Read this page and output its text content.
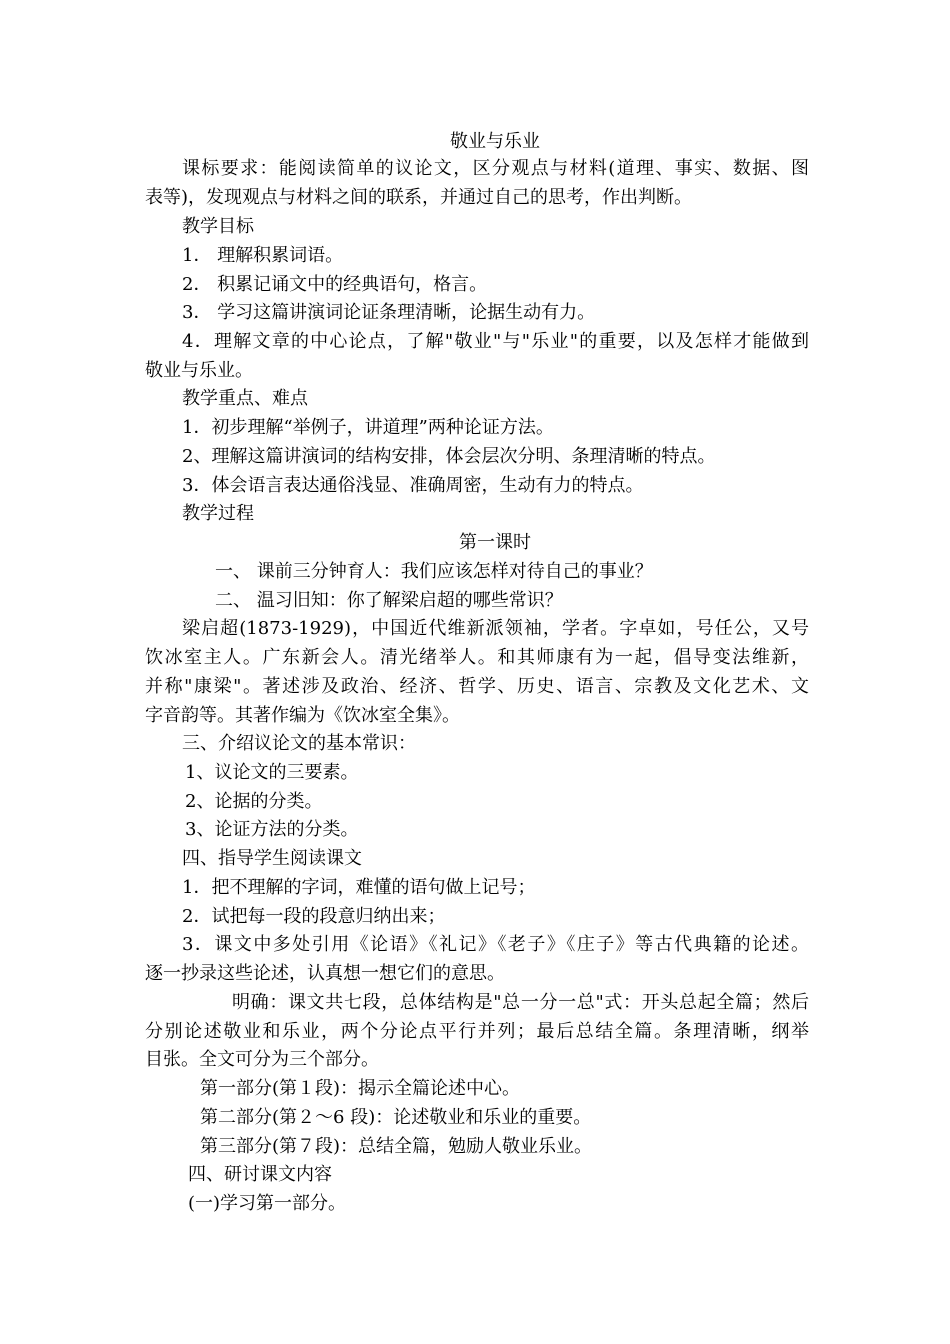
敬业与乐业
课标要求：能阅读简单的议论文，区分观点与材料(道理、事实、数据、图
表等)，发现观点与材料之间的联系，并通过自己的思考，作出判断。
教学目标
1． 理解积累词语。
2． 积累记诵文中的经典语句，格言。
3． 学习这篇讲演词论证条理清晰，论据生动有力。
4．理解文章的中心论点，了解"敬业"与"乐业"的重要，以及怎样才能做到
敬业与乐业。
教学重点、难点
1．初步理解“举例子，讲道理”两种论证方法。
2、理解这篇讲演词的结构安排，体会层次分明、条理清晰的特点。
3．体会语言表达通俗浅显、准确周密，生动有力的特点。
教学过程
第一课时
一、 课前三分钟育人：我们应该怎样对待自己的事业？
二、 温习旧知：你了解梁启超的哪些常识？
梁启超(1873-1929)，中国近代维新派领袖，学者。字卓如，号任公，又号
饮冰室主人。广东新会人。清光绪举人。和其师康有为一起，倡导变法维新，
并称"康梁"。著述涉及政治、经济、哲学、历史、语言、宗教及文化艺术、文
字音韵等。其著作编为《饮冰室全集》。
三、介绍议论文的基本常识：
1、议论文的三要素。
2、论据的分类。
3、论证方法的分类。
四、指导学生阅读课文
1．把不理解的字词，难懂的语句做上记号；
2．试把每一段的段意归纳出来；
3．课文中多处引用《论语》《礼记》《老子》《庄子》等古代典籍的论述。
逐一抄录这些论述，认真想一想它们的意思。
明确：课文共七段，总体结构是"总一分一总"式：开头总起全篇；然后
分别论述敬业和乐业，两个分论点平行并列；最后总结全篇。条理清晰，纲举
目张。全文可分为三个部分。
第一部分(第１段)：揭示全篇论述中心。
第二部分(第２～6 段)：论述敬业和乐业的重要。
第三部分(第７段)：总结全篇，勉励人敬业乐业。
四、研讨课文内容
(一)学习第一部分。
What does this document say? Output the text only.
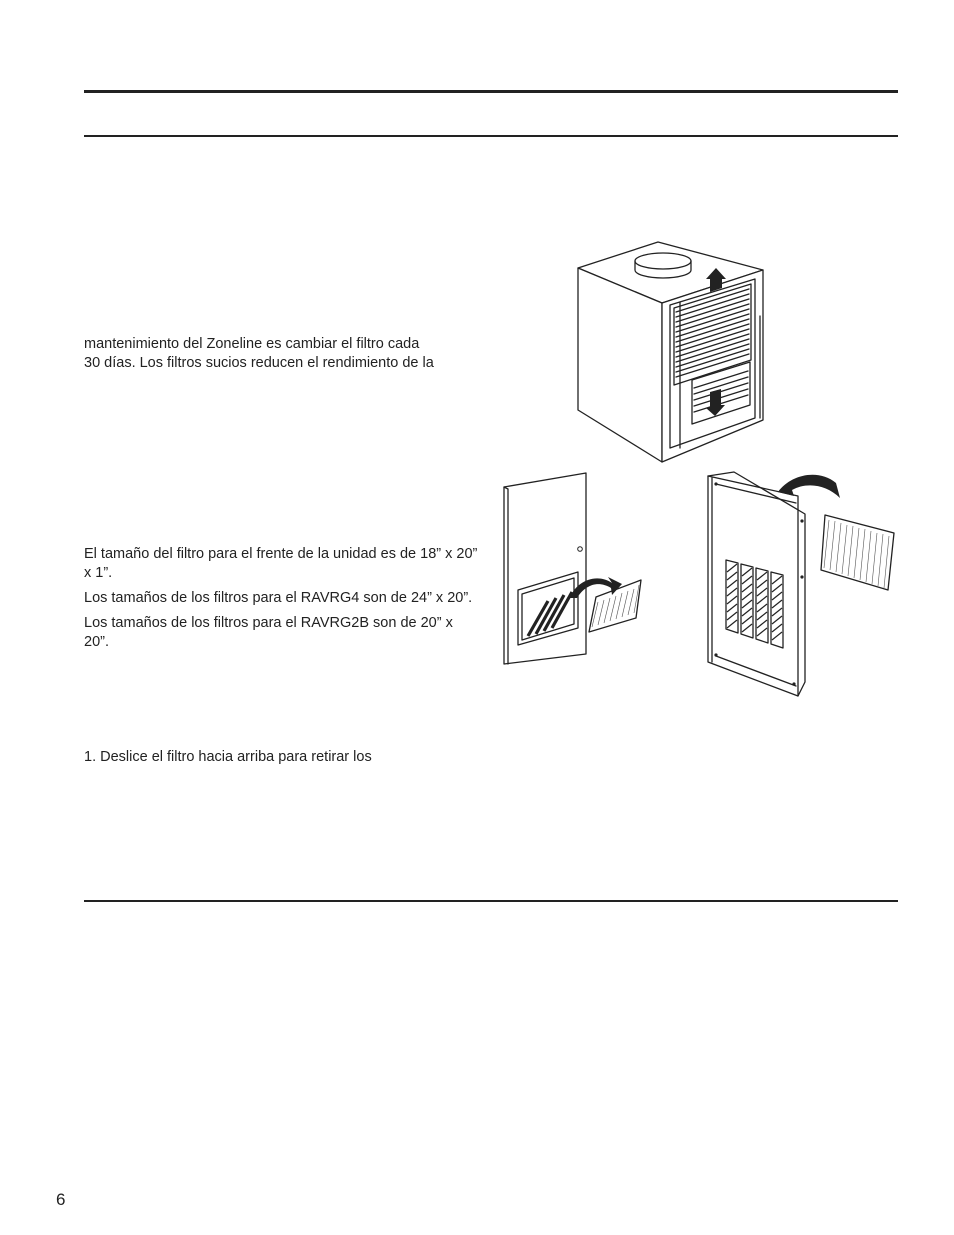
mantenimiento del Zoneline es cambiar el filtro cada
30 días. Los filtros sucios reducen el rendimiento de la

El tamaño del filtro para el frente de la unidad es de 18” x 20” x 1”.

Los tamaños de los filtros para el RAVRG4 son de 24” x 20”.

Los tamaños de los filtros para el RAVRG2B son de 20” x 20”.

1. Deslice el filtro hacia arriba para retirar los
6
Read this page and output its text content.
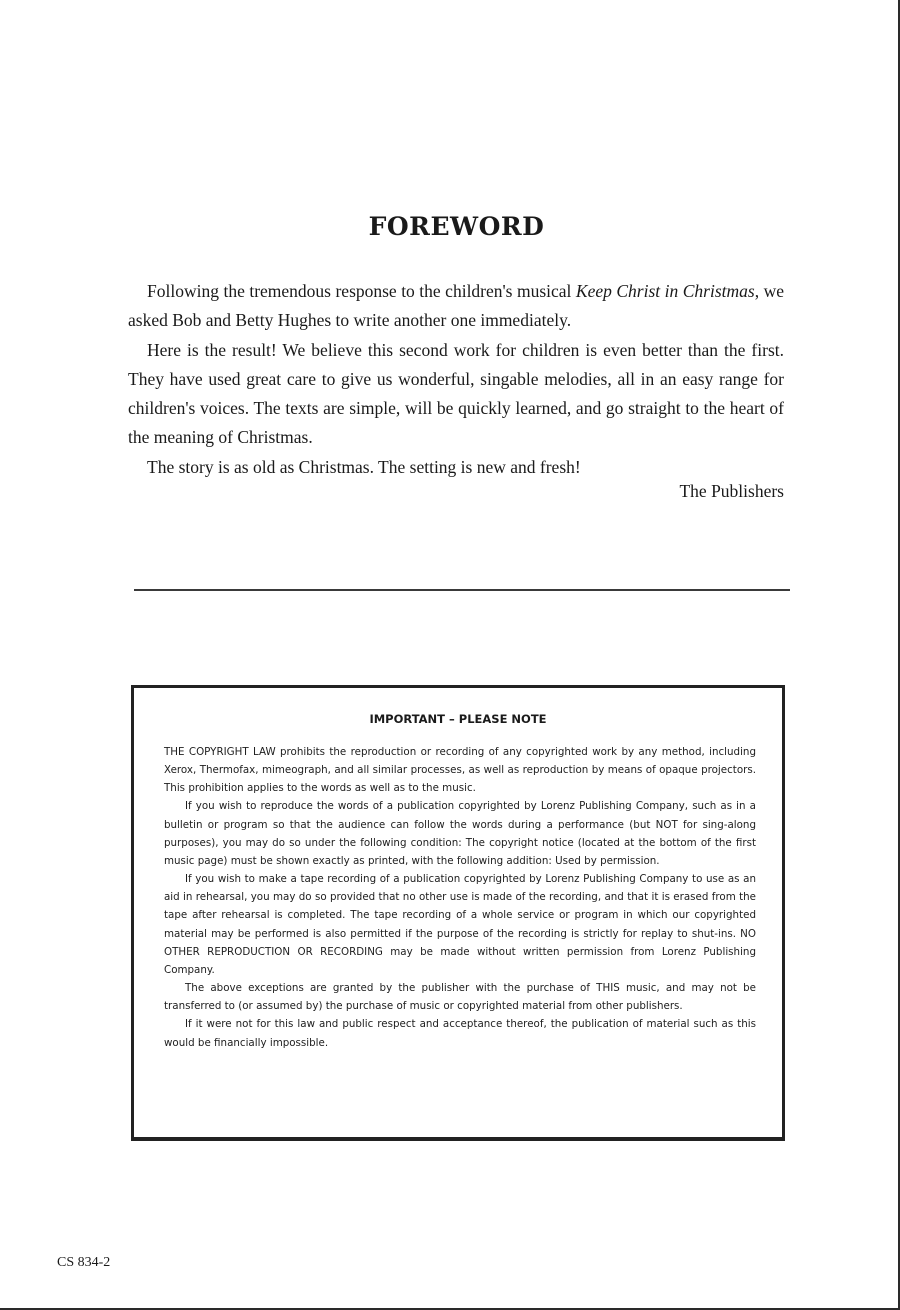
FOREWORD

Following the tremendous response to the children's musical Keep Christ in Christmas, we asked Bob and Betty Hughes to write another one immediately.

Here is the result! We believe this second work for children is even better than the first. They have used great care to give us wonderful, singable melodies, all in an easy range for children's voices. The texts are simple, will be quickly learned, and go straight to the heart of the meaning of Christmas.

The story is as old as Christmas. The setting is new and fresh!

The Publishers
IMPORTANT – PLEASE NOTE

THE COPYRIGHT LAW prohibits the reproduction or recording of any copyrighted work by any method, including Xerox, Thermofax, mimeograph, and all similar processes, as well as reproduction by means of opaque projectors. This prohibition applies to the words as well as to the music.

If you wish to reproduce the words of a publication copyrighted by Lorenz Publishing Company, such as in a bulletin or program so that the audience can follow the words during a performance (but NOT for sing-along purposes), you may do so under the following condition: The copyright notice (located at the bottom of the first music page) must be shown exactly as printed, with the following addition: Used by permission.

If you wish to make a tape recording of a publication copyrighted by Lorenz Publishing Company to use as an aid in rehearsal, you may do so provided that no other use is made of the recording, and that it is erased from the tape after rehearsal is completed. The tape recording of a whole service or program in which our copyrighted material may be performed is also permitted if the purpose of the recording is strictly for replay to shut-ins. NO OTHER REPRODUCTION OR RECORDING may be made without written permission from Lorenz Publishing Company.

The above exceptions are granted by the publisher with the purchase of THIS music, and may not be transferred to (or assumed by) the purchase of music or copyrighted material from other publishers.

If it were not for this law and public respect and acceptance thereof, the publication of material such as this would be financially impossible.

CS 834-2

→ **Directive**
Repeat the material above word for word, please, apart from its images.

→ **Complete answer**
Read this page and output its text content.
敬业与乐业
课标要求：能阅读简单的议论文，区分观点与材料(道理、事实、数据、图
表等)，发现观点与材料之间的联系，并通过自己的思考，作出判断。
教学目标
1． 理解积累词语。
2． 积累记诵文中的经典语句，格言。
3． 学习这篇讲演词论证条理清晰，论据生动有力。
4．理解文章的中心论点，了解"敬业"与"乐业"的重要，以及怎样才能做到
敬业与乐业。
教学重点、难点
1．初步理解“举例子，讲道理”两种论证方法。
2、理解这篇讲演词的结构安排，体会层次分明、条理清晰的特点。
3．体会语言表达通俗浅显、准确周密，生动有力的特点。
教学过程
第一课时
一、 课前三分钟育人：我们应该怎样对待自己的事业？
二、 温习旧知：你了解梁启超的哪些常识？
梁启超(1873-1929)，中国近代维新派领袖，学者。字卓如，号任公，又号
饮冰室主人。广东新会人。清光绪举人。和其师康有为一起，倡导变法维新，
并称"康梁"。著述涉及政治、经济、哲学、历史、语言、宗教及文化艺术、文
字音韵等。其著作编为《饮冰室全集》。
三、介绍议论文的基本常识：
1、议论文的三要素。
2、论据的分类。
3、论证方法的分类。
四、指导学生阅读课文
1．把不理解的字词，难懂的语句做上记号；
2．试把每一段的段意归纳出来；
3．课文中多处引用《论语》《礼记》《老子》《庄子》等古代典籍的论述。
逐一抄录这些论述，认真想一想它们的意思。
明确：课文共七段，总体结构是"总一分一总"式：开头总起全篇；然后
分别论述敬业和乐业，两个分论点平行并列；最后总结全篇。条理清晰，纲举
目张。全文可分为三个部分。
第一部分(第１段)：揭示全篇论述中心。
第二部分(第２～6 段)：论述敬业和乐业的重要。
第三部分(第７段)：总结全篇，勉励人敬业乐业。
四、研讨课文内容
(一)学习第一部分。
What does this document say? Output the text only.
mantenimiento del Zoneline es cambiar el filtro cada
30 días. Los filtros sucios reducen el rendimiento de la

El tamaño del filtro para el frente de la unidad es de 18” x 20” x 1”.

Los tamaños de los filtros para el RAVRG4 son de 24” x 20”.

Los tamaños de los filtros para el RAVRG2B son de 20” x 20”.

1. Deslice el filtro hacia arriba para retirar los
6
Read this page and output its text content.
FOREWORD

Following the tremendous response to the children's musical Keep Christ in Christmas, we asked Bob and Betty Hughes to write another one immediately.

Here is the result! We believe this second work for children is even better than the first. They have used great care to give us wonderful, singable melodies, all in an easy range for children's voices. The texts are simple, will be quickly learned, and go straight to the heart of the meaning of Christmas.

The story is as old as Christmas. The setting is new and fresh!

The Publishers
IMPORTANT – PLEASE NOTE

THE COPYRIGHT LAW prohibits the reproduction or recording of any copyrighted work by any method, including Xerox, Thermofax, mimeograph, and all similar processes, as well as reproduction by means of opaque projectors. This prohibition applies to the words as well as to the music.

If you wish to reproduce the words of a publication copyrighted by Lorenz Publishing Company, such as in a bulletin or program so that the audience can follow the words during a performance (but NOT for sing-along purposes), you may do so under the following condition: The copyright notice (located at the bottom of the first music page) must be shown exactly as printed, with the following addition: Used by permission.

If you wish to make a tape recording of a publication copyrighted by Lorenz Publishing Company to use as an aid in rehearsal, you may do so provided that no other use is made of the recording, and that it is erased from the tape after rehearsal is completed. The tape recording of a whole service or program in which our copyrighted material may be performed is also permitted if the purpose of the recording is strictly for replay to shut-ins. NO OTHER REPRODUCTION OR RECORDING may be made without written permission from Lorenz Publishing Company.

The above exceptions are granted by the publisher with the purchase of THIS music, and may not be transferred to (or assumed by) the purchase of music or copyrighted material from other publishers.

If it were not for this law and public respect and acceptance thereof, the publication of material such as this would be financially impossible.

CS 834-2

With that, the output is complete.